#### Aim:
Give back the records below exactly, every one, with no pictures.
** Start **
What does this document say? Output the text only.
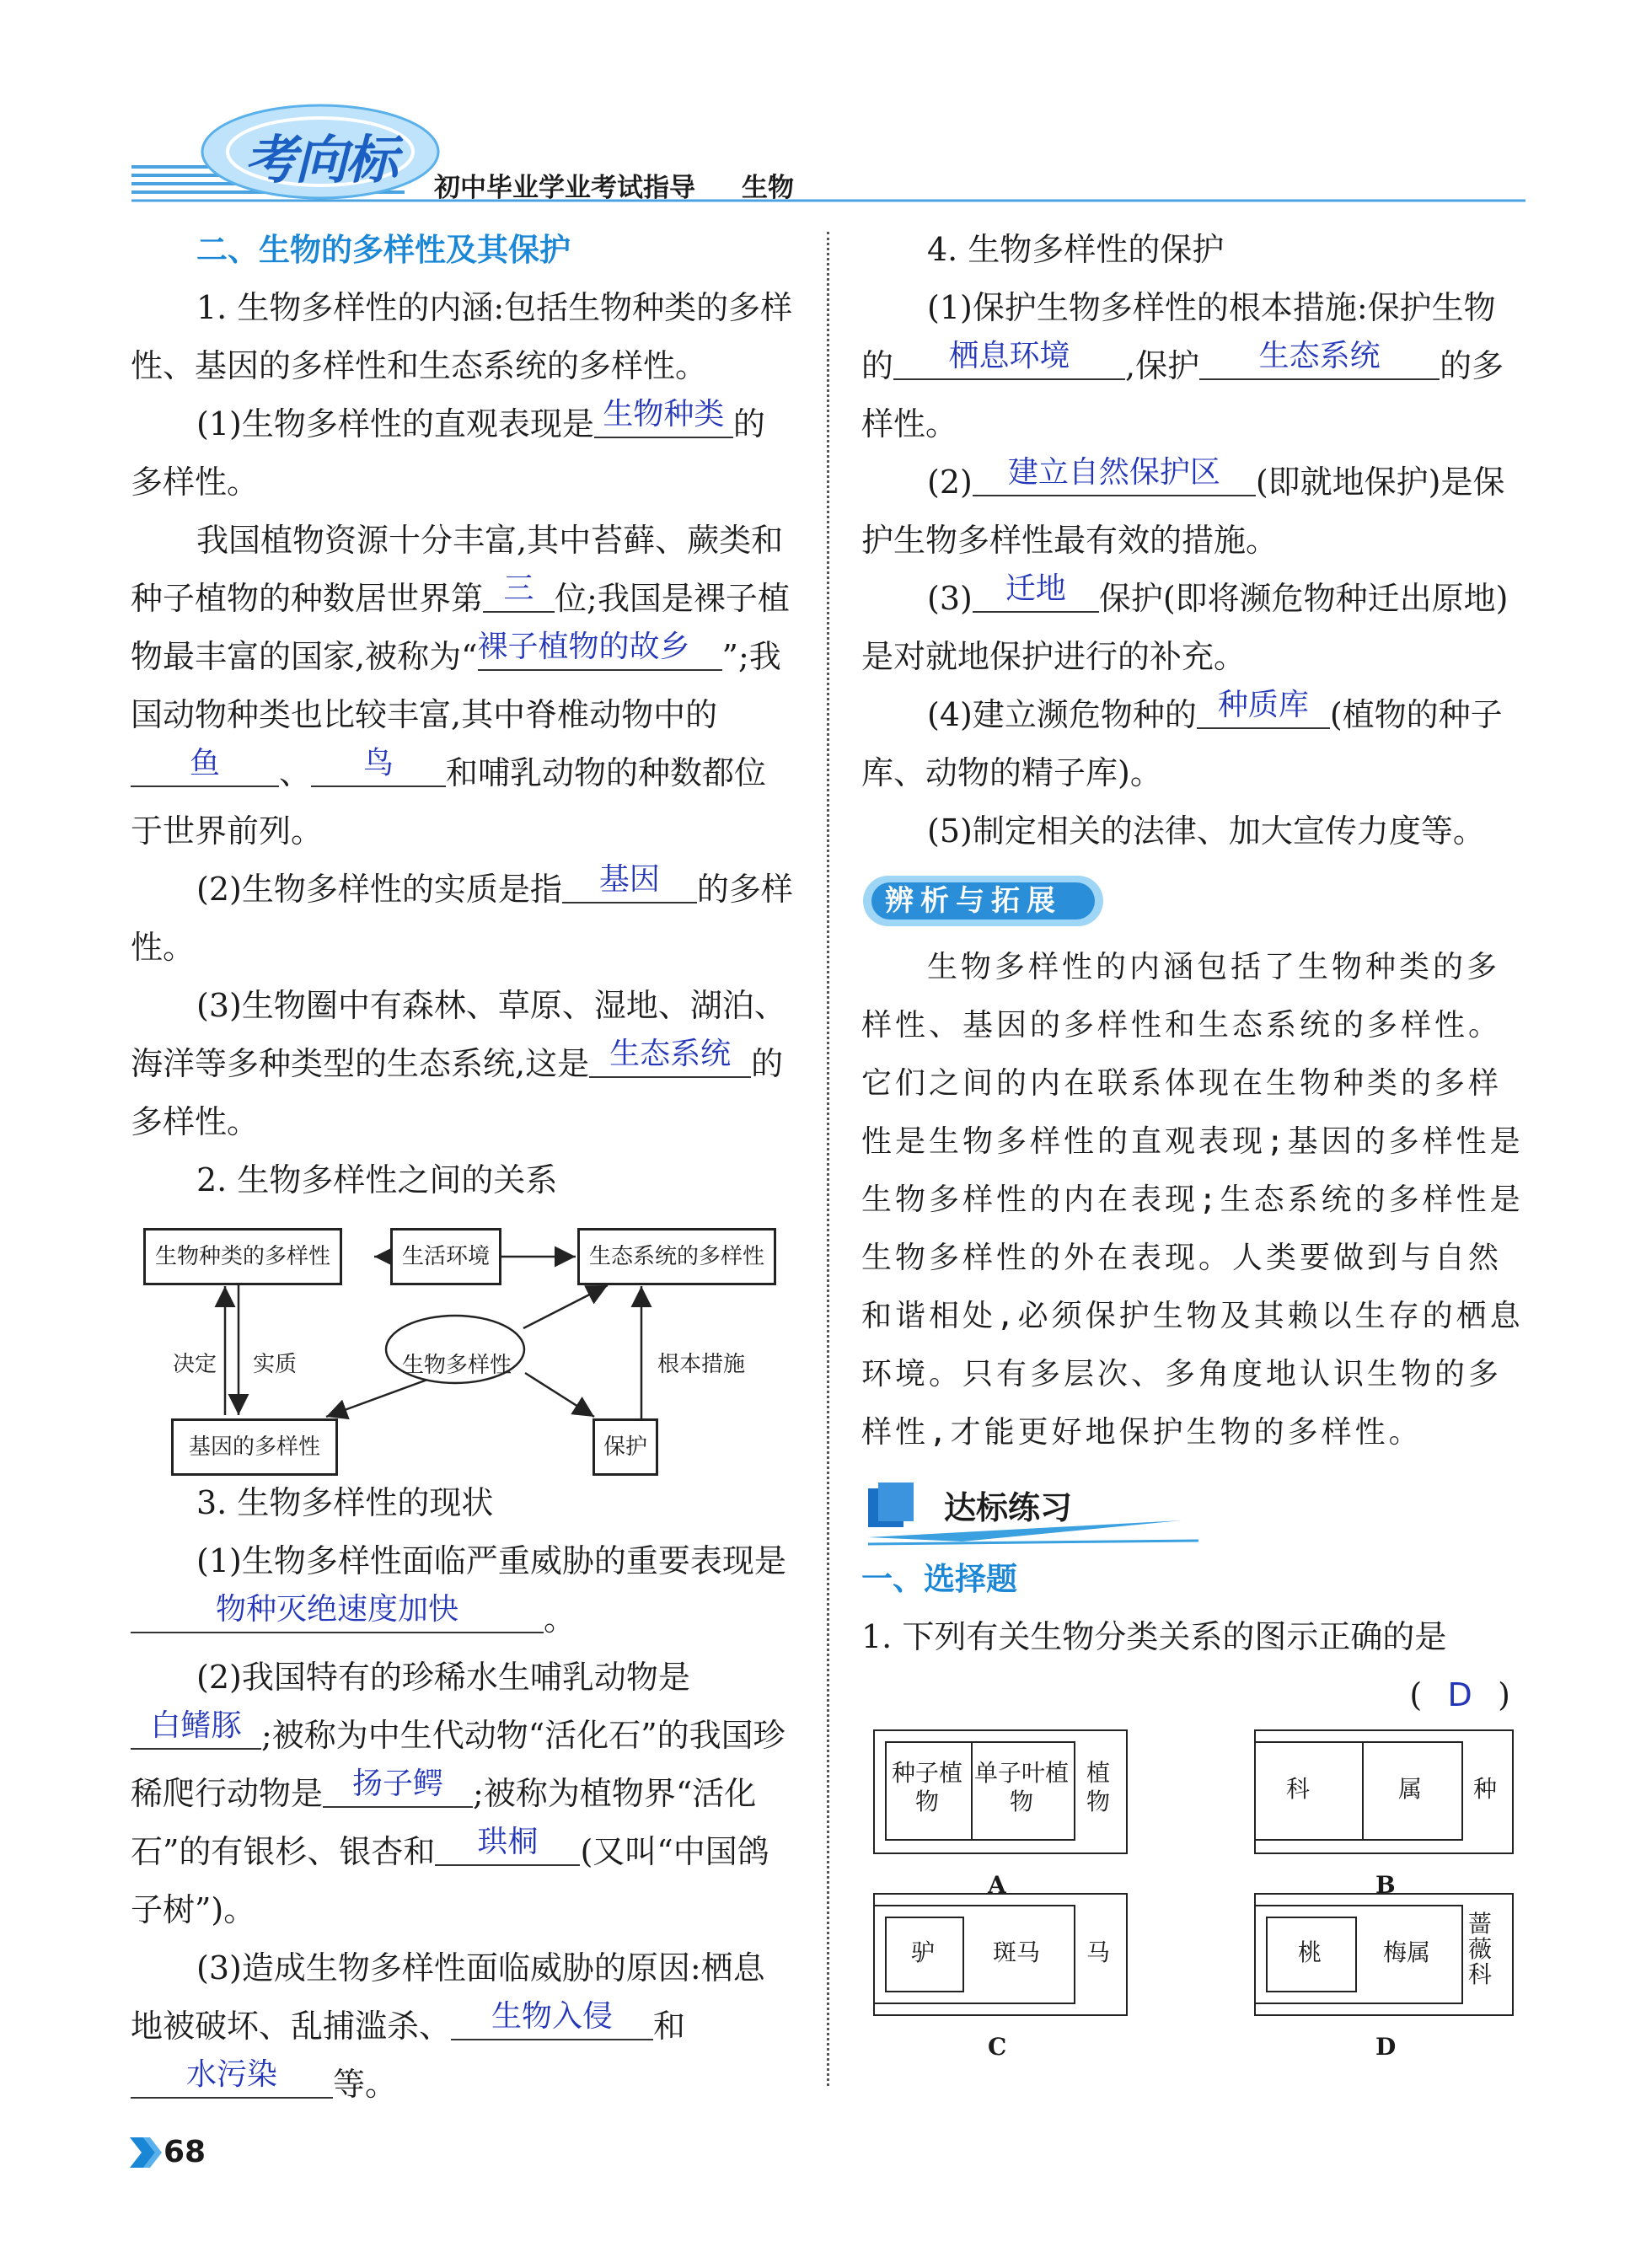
考向标 初中毕业学业考试指导 生物

二、生物的多样性及其保护

1. 生物多样性的内涵:包括生物种类的多样性、基因的多样性和生态系统的多样性。

(1)生物多样性的直观表现是 生物种类 的多样性。

我国植物资源十分丰富,其中苔藓、蕨类和种子植物的种数居世界第 三 位;我国是裸子植物最丰富的国家,被称为“ 裸子植物的故乡 ”;我国动物种类也比较丰富,其中脊椎动物中的
鱼	、	鸟	和哺乳动物的种数都位于世界前列。

(2)生物多样性的实质是指	基因	的多样性。

(3)生物圈中有森林、草原、湿地、湖泊、海洋等多种类型的生态系统,这是 生态系统 的多样性。

2. 生物多样性之间的关系

生物种类的多样性	生活环境	生态系统的多样性
生物多样性
基因的多样性	保护
决定 实质	根本措施

3. 生物多样性的现状

(1)生物多样性面临严重威胁的重要表现是
物种灭绝速度加快	。

(2)我国特有的珍稀水生哺乳动物是
白鳍豚 ;被称为中生代动物“活化石”的我国珍稀爬行动物是 扬子鳄 ;被称为植物界“活化石”的有银杉、银杏和	珙桐	(又叫“中国鸽子树”)。

(3)造成生物多样性面临威胁的原因:栖息地被破坏、乱捕滥杀、	生物入侵	和
水污染	等。

4. 生物多样性的保护

(1)保护生物多样性的根本措施:保护生物的	栖息环境	,保护	生态系统	的多样性。

(2)	建立自然保护区	(即就地保护)是保护生物多样性最有效的措施。

(3)	迁地	保护(即将濒危物种迁出原地)是对就地保护进行的补充。

(4)建立濒危物种的 种质库 (植物的种子库、动物的精子库)。

(5)制定相关的法律、加大宣传力度等。

辨析与拓展

生物多样性的内涵包括了生物种类的多样性、基因的多样性和生态系统的多样性。它们之间的内在联系体现在生物种类的多样性是生物多样性的直观表现;基因的多样性是生物多样性的内在表现;生态系统的多样性是生物多样性的外在表现。人类要做到与自然和谐相处,必须保护生物及其赖以生存的栖息环境。只有多层次、多角度地认识生物的多样性,才能更好地保护生物的多样性。

达标练习

一、选择题

1. 下列有关生物分类关系的图示正确的是

( D )

种子植物
单子叶植物
植物
A
科	属	种
B
驴	斑马	马
C
桃	梅属
蔷薇科
D
68
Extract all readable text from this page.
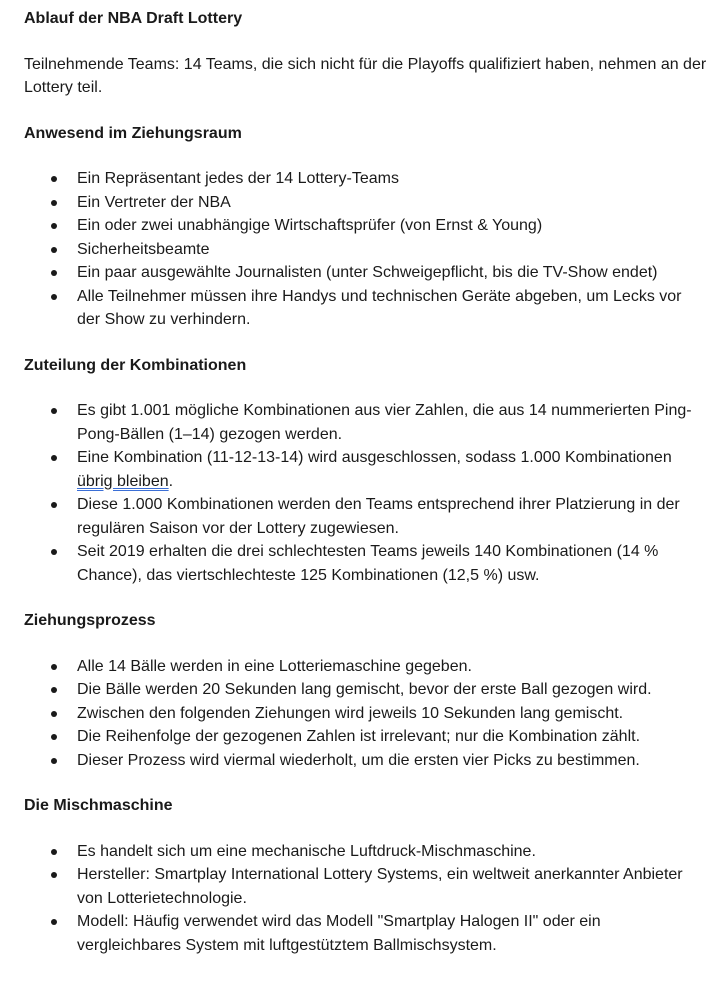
Ablauf der NBA Draft Lottery

Teilnehmende Teams: 14 Teams, die sich nicht für die Playoffs qualifiziert haben, nehmen an der Lottery teil.

Anwesend im Ziehungsraum
Ein Repräsentant jedes der 14 Lottery-Teams
Ein Vertreter der NBA
Ein oder zwei unabhängige Wirtschaftsprüfer (von Ernst & Young)
Sicherheitsbeamte
Ein paar ausgewählte Journalisten (unter Schweigepflicht, bis die TV-Show endet)
Alle Teilnehmer müssen ihre Handys und technischen Geräte abgeben, um Lecks vor der Show zu verhindern.
Zuteilung der Kombinationen
Es gibt 1.001 mögliche Kombinationen aus vier Zahlen, die aus 14 nummerierten Ping-Pong-Bällen (1–14) gezogen werden.
Eine Kombination (11-12-13-14) wird ausgeschlossen, sodass 1.000 Kombinationen übrig bleiben.
Diese 1.000 Kombinationen werden den Teams entsprechend ihrer Platzierung in der regulären Saison vor der Lottery zugewiesen.
Seit 2019 erhalten die drei schlechtesten Teams jeweils 140 Kombinationen (14 % Chance), das viertschlechteste 125 Kombinationen (12,5 %) usw.
Ziehungsprozess
Alle 14 Bälle werden in eine Lotteriemaschine gegeben.
Die Bälle werden 20 Sekunden lang gemischt, bevor der erste Ball gezogen wird.
Zwischen den folgenden Ziehungen wird jeweils 10 Sekunden lang gemischt.
Die Reihenfolge der gezogenen Zahlen ist irrelevant; nur die Kombination zählt.
Dieser Prozess wird viermal wiederholt, um die ersten vier Picks zu bestimmen.
Die Mischmaschine
Es handelt sich um eine mechanische Luftdruck-Mischmaschine.
Hersteller: Smartplay International Lottery Systems, ein weltweit anerkannter Anbieter von Lotterietechnologie.
Modell: Häufig verwendet wird das Modell "Smartplay Halogen II" oder ein vergleichbares System mit luftgestütztem Ballmischsystem.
** End **
#### Exercise answer:
What does this document say? Output the text only.
考向标 初中毕业学业考试指导 生物

二、生物的多样性及其保护

1. 生物多样性的内涵:包括生物种类的多样性、基因的多样性和生态系统的多样性。

(1)生物多样性的直观表现是 生物种类 的多样性。

我国植物资源十分丰富,其中苔藓、蕨类和种子植物的种数居世界第 三 位;我国是裸子植物最丰富的国家,被称为“ 裸子植物的故乡 ”;我国动物种类也比较丰富,其中脊椎动物中的
鱼	、	鸟	和哺乳动物的种数都位于世界前列。

(2)生物多样性的实质是指	基因	的多样性。

(3)生物圈中有森林、草原、湿地、湖泊、海洋等多种类型的生态系统,这是 生态系统 的多样性。

2. 生物多样性之间的关系

生物种类的多样性	生活环境	生态系统的多样性
生物多样性
基因的多样性	保护
决定 实质	根本措施

3. 生物多样性的现状

(1)生物多样性面临严重威胁的重要表现是
物种灭绝速度加快	。

(2)我国特有的珍稀水生哺乳动物是
白鳍豚 ;被称为中生代动物“活化石”的我国珍稀爬行动物是 扬子鳄 ;被称为植物界“活化石”的有银杉、银杏和	珙桐	(又叫“中国鸽子树”)。

(3)造成生物多样性面临威胁的原因:栖息地被破坏、乱捕滥杀、	生物入侵	和
水污染	等。

4. 生物多样性的保护

(1)保护生物多样性的根本措施:保护生物的	栖息环境	,保护	生态系统	的多样性。

(2)	建立自然保护区	(即就地保护)是保护生物多样性最有效的措施。

(3)	迁地	保护(即将濒危物种迁出原地)是对就地保护进行的补充。

(4)建立濒危物种的 种质库 (植物的种子库、动物的精子库)。

(5)制定相关的法律、加大宣传力度等。

辨析与拓展

生物多样性的内涵包括了生物种类的多样性、基因的多样性和生态系统的多样性。它们之间的内在联系体现在生物种类的多样性是生物多样性的直观表现;基因的多样性是生物多样性的内在表现;生态系统的多样性是生物多样性的外在表现。人类要做到与自然和谐相处,必须保护生物及其赖以生存的栖息环境。只有多层次、多角度地认识生物的多样性,才能更好地保护生物的多样性。

达标练习

一、选择题

1. 下列有关生物分类关系的图示正确的是

( D )

种子植物
单子叶植物
植物
A
科	属	种
B
驴	斑马	马
C
桃	梅属
蔷薇科
D
68
Extract all readable text from this page.
Ablauf der NBA Draft Lottery

Teilnehmende Teams: 14 Teams, die sich nicht für die Playoffs qualifiziert haben, nehmen an der Lottery teil.

Anwesend im Ziehungsraum
Ein Repräsentant jedes der 14 Lottery-Teams
Ein Vertreter der NBA
Ein oder zwei unabhängige Wirtschaftsprüfer (von Ernst & Young)
Sicherheitsbeamte
Ein paar ausgewählte Journalisten (unter Schweigepflicht, bis die TV-Show endet)
Alle Teilnehmer müssen ihre Handys und technischen Geräte abgeben, um Lecks vor der Show zu verhindern.
Zuteilung der Kombinationen
Es gibt 1.001 mögliche Kombinationen aus vier Zahlen, die aus 14 nummerierten Ping-Pong-Bällen (1–14) gezogen werden.
Eine Kombination (11-12-13-14) wird ausgeschlossen, sodass 1.000 Kombinationen übrig bleiben.
Diese 1.000 Kombinationen werden den Teams entsprechend ihrer Platzierung in der regulären Saison vor der Lottery zugewiesen.
Seit 2019 erhalten die drei schlechtesten Teams jeweils 140 Kombinationen (14 % Chance), das viertschlechteste 125 Kombinationen (12,5 %) usw.
Ziehungsprozess
Alle 14 Bälle werden in eine Lotteriemaschine gegeben.
Die Bälle werden 20 Sekunden lang gemischt, bevor der erste Ball gezogen wird.
Zwischen den folgenden Ziehungen wird jeweils 10 Sekunden lang gemischt.
Die Reihenfolge der gezogenen Zahlen ist irrelevant; nur die Kombination zählt.
Dieser Prozess wird viermal wiederholt, um die ersten vier Picks zu bestimmen.
Die Mischmaschine
Es handelt sich um eine mechanische Luftdruck-Mischmaschine.
Hersteller: Smartplay International Lottery Systems, ein weltweit anerkannter Anbieter von Lotterietechnologie.
Modell: Häufig verwendet wird das Modell "Smartplay Halogen II" oder ein vergleichbares System mit luftgestütztem Ballmischsystem.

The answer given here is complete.